Supplied data:
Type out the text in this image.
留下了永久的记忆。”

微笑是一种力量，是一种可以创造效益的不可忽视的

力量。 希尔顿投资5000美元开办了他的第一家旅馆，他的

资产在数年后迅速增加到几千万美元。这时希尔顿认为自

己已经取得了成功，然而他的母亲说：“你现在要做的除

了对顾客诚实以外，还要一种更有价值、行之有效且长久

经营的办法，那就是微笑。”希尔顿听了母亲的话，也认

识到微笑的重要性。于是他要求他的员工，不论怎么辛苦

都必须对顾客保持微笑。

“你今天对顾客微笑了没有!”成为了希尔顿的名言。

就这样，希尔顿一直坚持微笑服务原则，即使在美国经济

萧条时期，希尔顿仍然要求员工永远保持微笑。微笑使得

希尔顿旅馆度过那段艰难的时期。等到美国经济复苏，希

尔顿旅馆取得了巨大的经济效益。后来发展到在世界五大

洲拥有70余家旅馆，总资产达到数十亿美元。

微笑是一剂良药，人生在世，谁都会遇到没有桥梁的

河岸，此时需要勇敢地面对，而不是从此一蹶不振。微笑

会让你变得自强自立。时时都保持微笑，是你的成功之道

What is being asked: Your task is to give the records above again, exactly.

Written answer:
Type out the text in this image.
留下了永久的记忆。”

微笑是一种力量，是一种可以创造效益的不可忽视的

力量。 希尔顿投资5000美元开办了他的第一家旅馆，他的

资产在数年后迅速增加到几千万美元。这时希尔顿认为自

己已经取得了成功，然而他的母亲说：“你现在要做的除

了对顾客诚实以外，还要一种更有价值、行之有效且长久

经营的办法，那就是微笑。”希尔顿听了母亲的话，也认

识到微笑的重要性。于是他要求他的员工，不论怎么辛苦

都必须对顾客保持微笑。

“你今天对顾客微笑了没有!”成为了希尔顿的名言。

就这样，希尔顿一直坚持微笑服务原则，即使在美国经济

萧条时期，希尔顿仍然要求员工永远保持微笑。微笑使得

希尔顿旅馆度过那段艰难的时期。等到美国经济复苏，希

尔顿旅馆取得了巨大的经济效益。后来发展到在世界五大

洲拥有70余家旅馆，总资产达到数十亿美元。

微笑是一剂良药，人生在世，谁都会遇到没有桥梁的

河岸，此时需要勇敢地面对，而不是从此一蹶不振。微笑

会让你变得自强自立。时时都保持微笑，是你的成功之道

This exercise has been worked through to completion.